Given problem:
Lines holding the string "role" are the ones to copy; find them all in the data.

(Data excerpts)
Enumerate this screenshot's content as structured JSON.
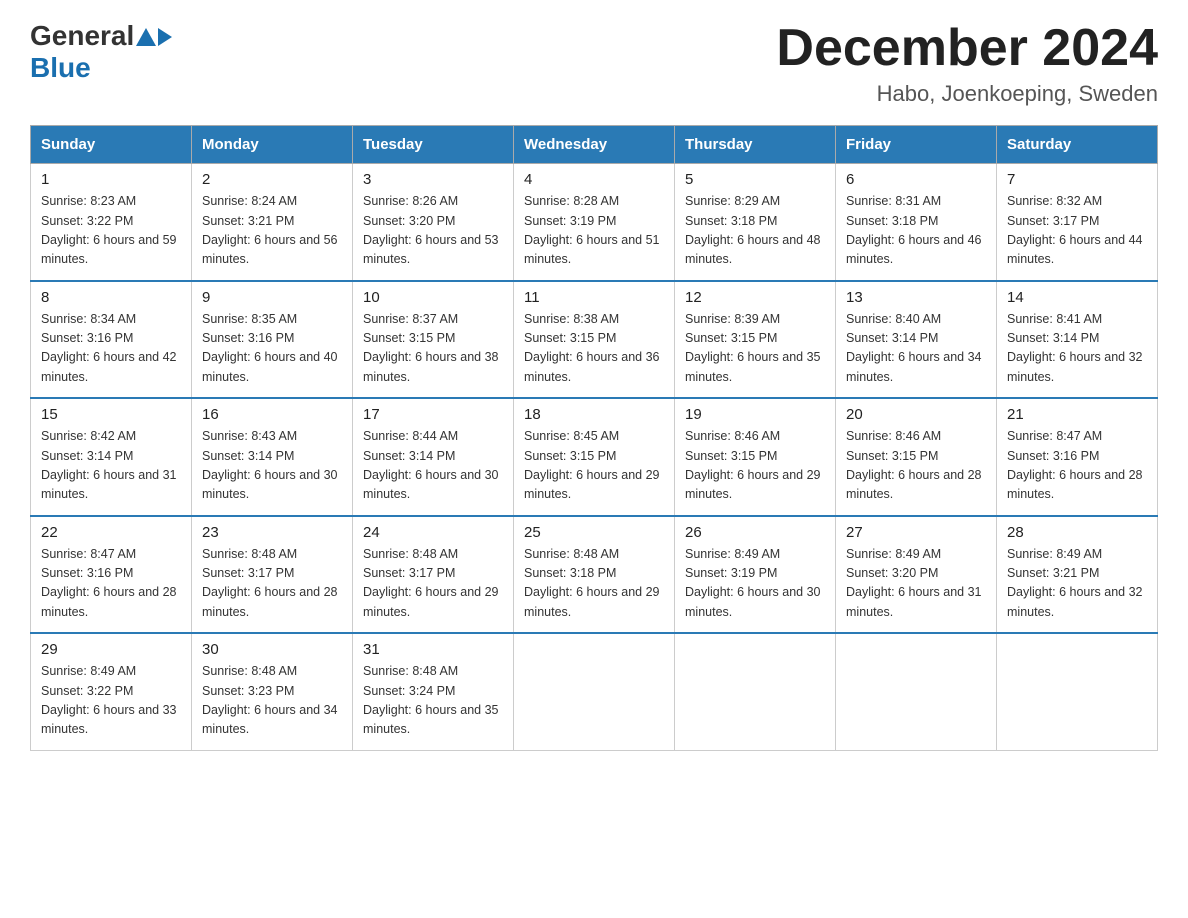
{
  "logo": {
    "general": "General",
    "blue": "Blue"
  },
  "title": "December 2024",
  "location": "Habo, Joenkoeping, Sweden",
  "days_of_week": [
    "Sunday",
    "Monday",
    "Tuesday",
    "Wednesday",
    "Thursday",
    "Friday",
    "Saturday"
  ],
  "weeks": [
    [
      {
        "day": "1",
        "sunrise": "8:23 AM",
        "sunset": "3:22 PM",
        "daylight": "6 hours and 59 minutes."
      },
      {
        "day": "2",
        "sunrise": "8:24 AM",
        "sunset": "3:21 PM",
        "daylight": "6 hours and 56 minutes."
      },
      {
        "day": "3",
        "sunrise": "8:26 AM",
        "sunset": "3:20 PM",
        "daylight": "6 hours and 53 minutes."
      },
      {
        "day": "4",
        "sunrise": "8:28 AM",
        "sunset": "3:19 PM",
        "daylight": "6 hours and 51 minutes."
      },
      {
        "day": "5",
        "sunrise": "8:29 AM",
        "sunset": "3:18 PM",
        "daylight": "6 hours and 48 minutes."
      },
      {
        "day": "6",
        "sunrise": "8:31 AM",
        "sunset": "3:18 PM",
        "daylight": "6 hours and 46 minutes."
      },
      {
        "day": "7",
        "sunrise": "8:32 AM",
        "sunset": "3:17 PM",
        "daylight": "6 hours and 44 minutes."
      }
    ],
    [
      {
        "day": "8",
        "sunrise": "8:34 AM",
        "sunset": "3:16 PM",
        "daylight": "6 hours and 42 minutes."
      },
      {
        "day": "9",
        "sunrise": "8:35 AM",
        "sunset": "3:16 PM",
        "daylight": "6 hours and 40 minutes."
      },
      {
        "day": "10",
        "sunrise": "8:37 AM",
        "sunset": "3:15 PM",
        "daylight": "6 hours and 38 minutes."
      },
      {
        "day": "11",
        "sunrise": "8:38 AM",
        "sunset": "3:15 PM",
        "daylight": "6 hours and 36 minutes."
      },
      {
        "day": "12",
        "sunrise": "8:39 AM",
        "sunset": "3:15 PM",
        "daylight": "6 hours and 35 minutes."
      },
      {
        "day": "13",
        "sunrise": "8:40 AM",
        "sunset": "3:14 PM",
        "daylight": "6 hours and 34 minutes."
      },
      {
        "day": "14",
        "sunrise": "8:41 AM",
        "sunset": "3:14 PM",
        "daylight": "6 hours and 32 minutes."
      }
    ],
    [
      {
        "day": "15",
        "sunrise": "8:42 AM",
        "sunset": "3:14 PM",
        "daylight": "6 hours and 31 minutes."
      },
      {
        "day": "16",
        "sunrise": "8:43 AM",
        "sunset": "3:14 PM",
        "daylight": "6 hours and 30 minutes."
      },
      {
        "day": "17",
        "sunrise": "8:44 AM",
        "sunset": "3:14 PM",
        "daylight": "6 hours and 30 minutes."
      },
      {
        "day": "18",
        "sunrise": "8:45 AM",
        "sunset": "3:15 PM",
        "daylight": "6 hours and 29 minutes."
      },
      {
        "day": "19",
        "sunrise": "8:46 AM",
        "sunset": "3:15 PM",
        "daylight": "6 hours and 29 minutes."
      },
      {
        "day": "20",
        "sunrise": "8:46 AM",
        "sunset": "3:15 PM",
        "daylight": "6 hours and 28 minutes."
      },
      {
        "day": "21",
        "sunrise": "8:47 AM",
        "sunset": "3:16 PM",
        "daylight": "6 hours and 28 minutes."
      }
    ],
    [
      {
        "day": "22",
        "sunrise": "8:47 AM",
        "sunset": "3:16 PM",
        "daylight": "6 hours and 28 minutes."
      },
      {
        "day": "23",
        "sunrise": "8:48 AM",
        "sunset": "3:17 PM",
        "daylight": "6 hours and 28 minutes."
      },
      {
        "day": "24",
        "sunrise": "8:48 AM",
        "sunset": "3:17 PM",
        "daylight": "6 hours and 29 minutes."
      },
      {
        "day": "25",
        "sunrise": "8:48 AM",
        "sunset": "3:18 PM",
        "daylight": "6 hours and 29 minutes."
      },
      {
        "day": "26",
        "sunrise": "8:49 AM",
        "sunset": "3:19 PM",
        "daylight": "6 hours and 30 minutes."
      },
      {
        "day": "27",
        "sunrise": "8:49 AM",
        "sunset": "3:20 PM",
        "daylight": "6 hours and 31 minutes."
      },
      {
        "day": "28",
        "sunrise": "8:49 AM",
        "sunset": "3:21 PM",
        "daylight": "6 hours and 32 minutes."
      }
    ],
    [
      {
        "day": "29",
        "sunrise": "8:49 AM",
        "sunset": "3:22 PM",
        "daylight": "6 hours and 33 minutes."
      },
      {
        "day": "30",
        "sunrise": "8:48 AM",
        "sunset": "3:23 PM",
        "daylight": "6 hours and 34 minutes."
      },
      {
        "day": "31",
        "sunrise": "8:48 AM",
        "sunset": "3:24 PM",
        "daylight": "6 hours and 35 minutes."
      },
      null,
      null,
      null,
      null
    ]
  ]
}
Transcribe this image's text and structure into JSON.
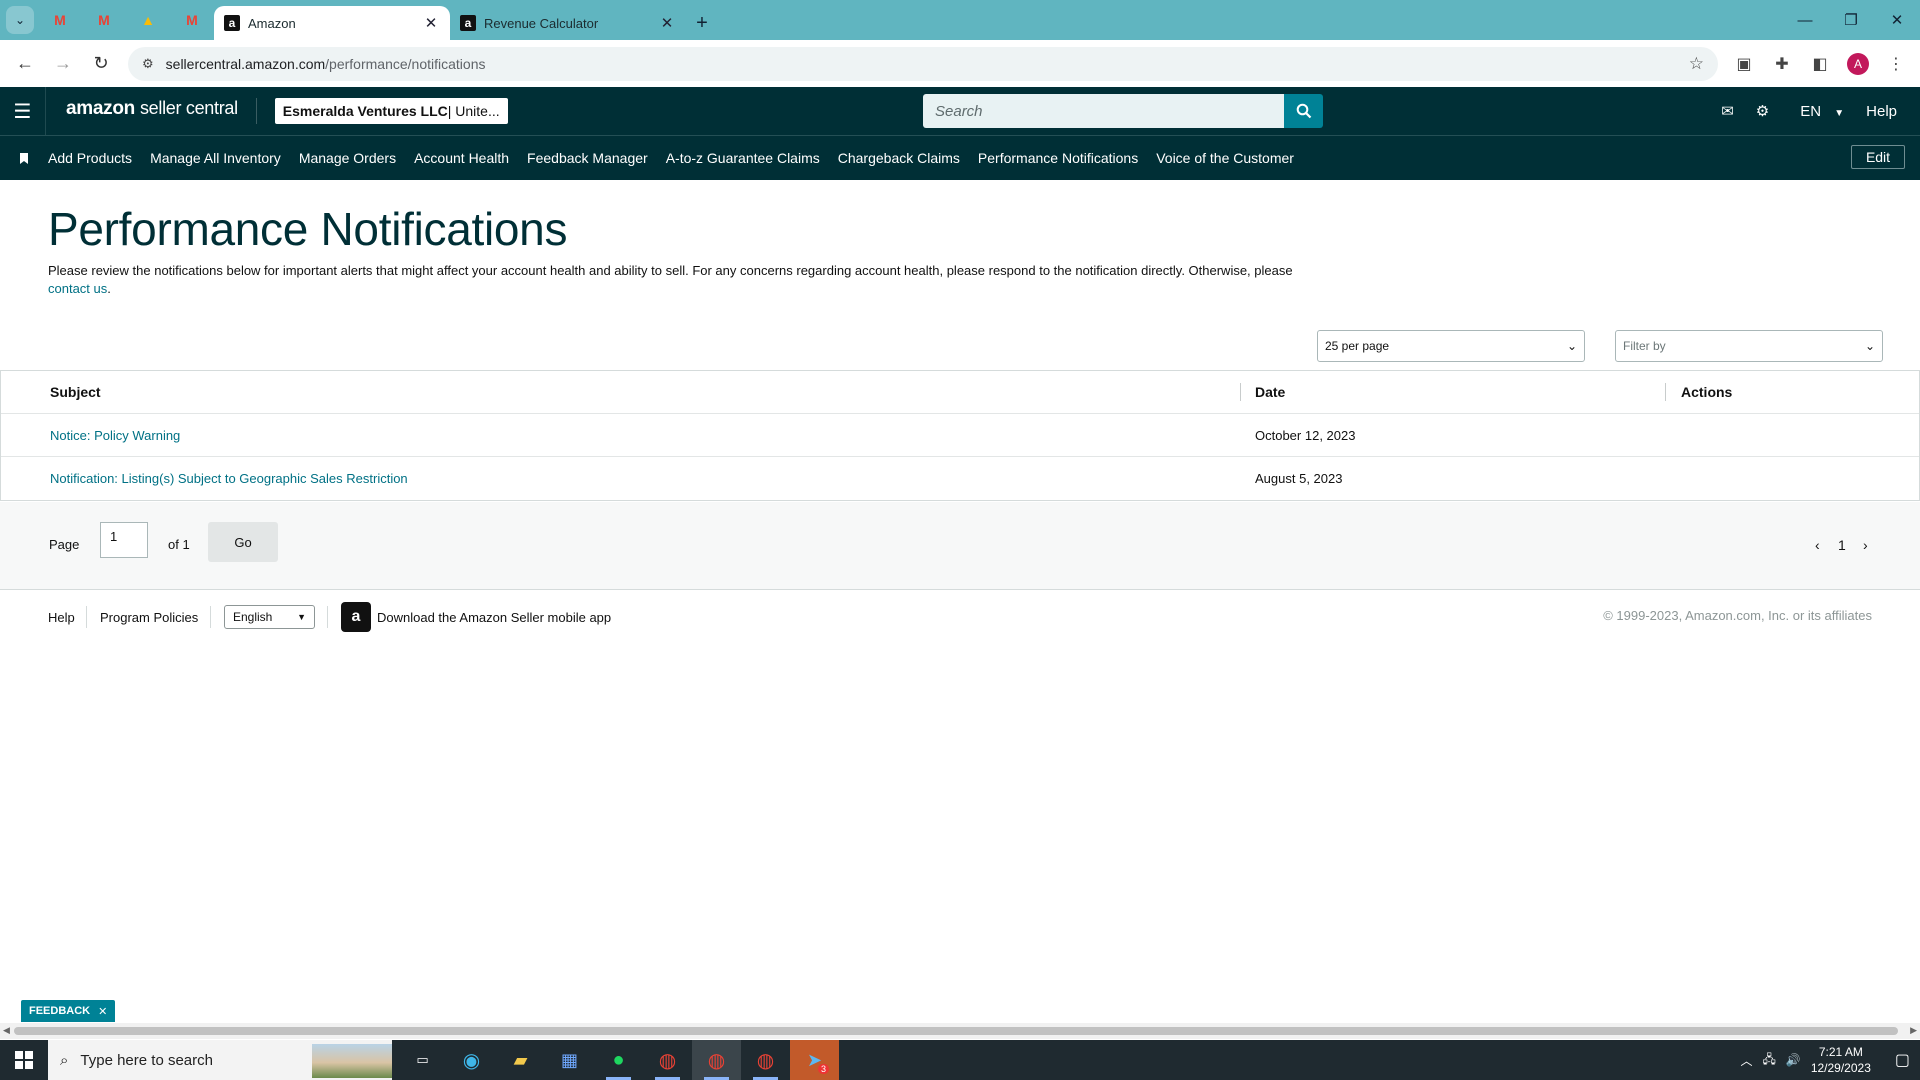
{
  "browser": {
    "tabs": [
      {
        "label": "Amazon",
        "favicon": "a",
        "active": true
      },
      {
        "label": "Revenue Calculator",
        "favicon": "a",
        "active": false
      }
    ],
    "url_host": "sellercentral.amazon.com",
    "url_path": "/performance/notifications",
    "profile_initial": "A"
  },
  "header": {
    "logo_brand": "amazon",
    "logo_product": "seller central",
    "account_name": "Esmeralda Ventures LLC",
    "account_suffix": " | Unite...",
    "search_placeholder": "Search",
    "lang": "EN",
    "help": "Help"
  },
  "nav": {
    "items": [
      "Add Products",
      "Manage All Inventory",
      "Manage Orders",
      "Account Health",
      "Feedback Manager",
      "A-to-z Guarantee Claims",
      "Chargeback Claims",
      "Performance Notifications",
      "Voice of the Customer"
    ],
    "edit": "Edit"
  },
  "page": {
    "title": "Performance Notifications",
    "description": "Please review the notifications below for important alerts that might affect your account health and ability to sell. For any concerns regarding account health, please respond to the notification directly. Otherwise, please ",
    "contact_link": "contact us",
    "description_end": ".",
    "per_page": "25 per page",
    "filter_placeholder": "Filter by"
  },
  "table": {
    "headers": {
      "subject": "Subject",
      "date": "Date",
      "actions": "Actions"
    },
    "rows": [
      {
        "subject": "Notice: Policy Warning",
        "date": "October 12, 2023"
      },
      {
        "subject": "Notification: Listing(s) Subject to Geographic Sales Restriction",
        "date": "August 5, 2023"
      }
    ]
  },
  "pager": {
    "page_label": "Page",
    "page_value": "1",
    "of_label": "of 1",
    "go": "Go",
    "current": "1"
  },
  "footer": {
    "help": "Help",
    "policies": "Program Policies",
    "language": "English",
    "app_link": "Download the Amazon Seller mobile app",
    "copyright": "© 1999-2023, Amazon.com, Inc. or its affiliates"
  },
  "feedback": "FEEDBACK",
  "taskbar": {
    "search_placeholder": "Type here to search",
    "time": "7:21 AM",
    "date": "12/29/2023",
    "badge": "3"
  },
  "colors": {
    "tabstrip": "#60b5c0",
    "header": "#002f36",
    "link": "#007185",
    "accent": "#008296"
  }
}
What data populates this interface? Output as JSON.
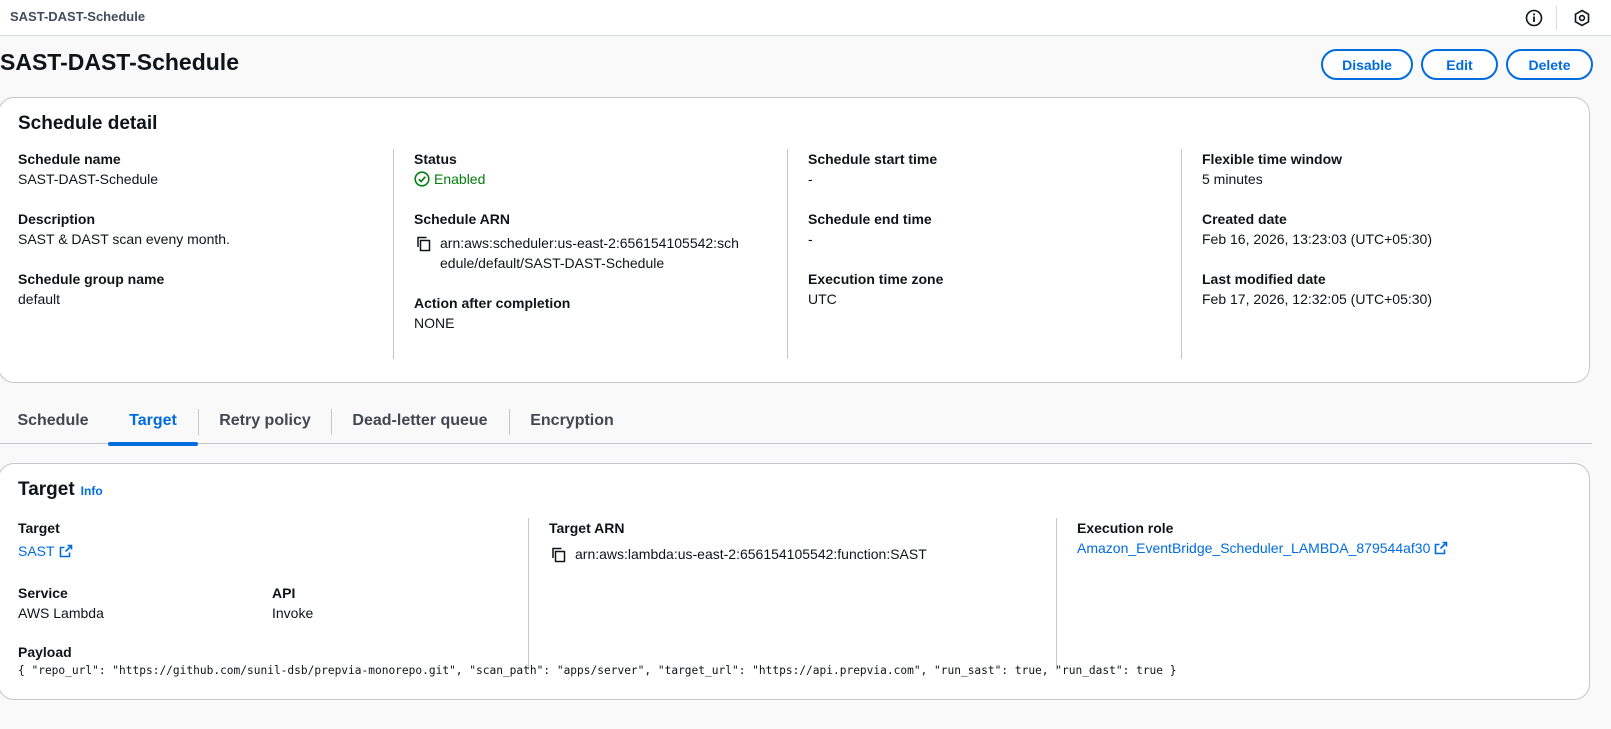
{
  "breadcrumb": "SAST-DAST-Schedule",
  "page_title": "SAST-DAST-Schedule",
  "actions": {
    "disable": "Disable",
    "edit": "Edit",
    "delete": "Delete"
  },
  "detail": {
    "title": "Schedule detail",
    "schedule_name_label": "Schedule name",
    "schedule_name": "SAST-DAST-Schedule",
    "description_label": "Description",
    "description": "SAST & DAST scan eveny month.",
    "group_label": "Schedule group name",
    "group": "default",
    "status_label": "Status",
    "status": "Enabled",
    "arn_label": "Schedule ARN",
    "arn": "arn:aws:scheduler:us-east-2:656154105542:schedule/default/SAST-DAST-Schedule",
    "action_label": "Action after completion",
    "action": "NONE",
    "start_label": "Schedule start time",
    "start": "-",
    "end_label": "Schedule end time",
    "end": "-",
    "tz_label": "Execution time zone",
    "tz": "UTC",
    "window_label": "Flexible time window",
    "window": "5 minutes",
    "created_label": "Created date",
    "created": "Feb 16, 2026, 13:23:03 (UTC+05:30)",
    "modified_label": "Last modified date",
    "modified": "Feb 17, 2026, 12:32:05 (UTC+05:30)"
  },
  "tabs": [
    "Schedule",
    "Target",
    "Retry policy",
    "Dead-letter queue",
    "Encryption"
  ],
  "active_tab": "Target",
  "target": {
    "title": "Target",
    "info": "Info",
    "target_label": "Target",
    "target": "SAST",
    "arn_label": "Target ARN",
    "arn": "arn:aws:lambda:us-east-2:656154105542:function:SAST",
    "role_label": "Execution role",
    "role": "Amazon_EventBridge_Scheduler_LAMBDA_879544af30",
    "service_label": "Service",
    "service": "AWS Lambda",
    "api_label": "API",
    "api": "Invoke",
    "payload_label": "Payload",
    "payload": "{ \"repo_url\": \"https://github.com/sunil-dsb/prepvia-monorepo.git\", \"scan_path\": \"apps/server\", \"target_url\": \"https://api.prepvia.com\", \"run_sast\": true, \"run_dast\": true }"
  },
  "colors": {
    "link": "#006ce0",
    "success": "#037f0c",
    "border": "#c6c6cd"
  },
  "icons": [
    "info-circle-icon",
    "settings-hex-icon",
    "check-circle-icon",
    "copy-icon",
    "external-link-icon"
  ]
}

Result:
    "role_label": "Execution role",
    "role": "Amazon_EventBridge_Scheduler_LAMBDA_879544af30",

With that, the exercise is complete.